* [Excerpted records]
━━━━━━━━━━

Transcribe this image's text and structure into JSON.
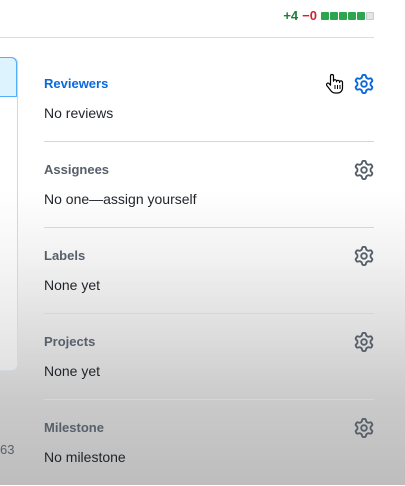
{
  "diffstat": {
    "additions": "+4",
    "deletions": "−0",
    "blocks": [
      "added",
      "added",
      "added",
      "added",
      "added",
      "neutral"
    ],
    "colors": {
      "added": "#2da44e",
      "deleted": "#cf222e",
      "neutral": "#e1e4e8"
    }
  },
  "left_edge": {
    "number": "63"
  },
  "sidebar": {
    "sections": [
      {
        "heading": "Reviewers",
        "value": "No reviews",
        "icon": "gear-icon"
      },
      {
        "heading": "Assignees",
        "value": "No one—assign yourself",
        "icon": "gear-icon"
      },
      {
        "heading": "Labels",
        "value": "None yet",
        "icon": "gear-icon"
      },
      {
        "heading": "Projects",
        "value": "None yet",
        "icon": "gear-icon"
      },
      {
        "heading": "Milestone",
        "value": "No milestone",
        "icon": "gear-icon"
      }
    ]
  },
  "colors": {
    "link": "#0969da",
    "muted": "#57606a",
    "text": "#1f2328"
  }
}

━━━━━━━━━━

* [Aim]
Transcribe the whole listing exactly. Pictures stay out of your copy.

* [Finished task]
Transcribe this image's text and structure into JSON.
{
  "diffstat": {
    "additions": "+4",
    "deletions": "−0",
    "blocks": [
      "added",
      "added",
      "added",
      "added",
      "added",
      "neutral"
    ],
    "colors": {
      "added": "#2da44e",
      "deleted": "#cf222e",
      "neutral": "#e1e4e8"
    }
  },
  "left_edge": {
    "number": "63"
  },
  "sidebar": {
    "sections": [
      {
        "heading": "Reviewers",
        "value": "No reviews",
        "icon": "gear-icon"
      },
      {
        "heading": "Assignees",
        "value": "No one—assign yourself",
        "icon": "gear-icon"
      },
      {
        "heading": "Labels",
        "value": "None yet",
        "icon": "gear-icon"
      },
      {
        "heading": "Projects",
        "value": "None yet",
        "icon": "gear-icon"
      },
      {
        "heading": "Milestone",
        "value": "No milestone",
        "icon": "gear-icon"
      }
    ]
  },
  "colors": {
    "link": "#0969da",
    "muted": "#57606a",
    "text": "#1f2328"
  }
}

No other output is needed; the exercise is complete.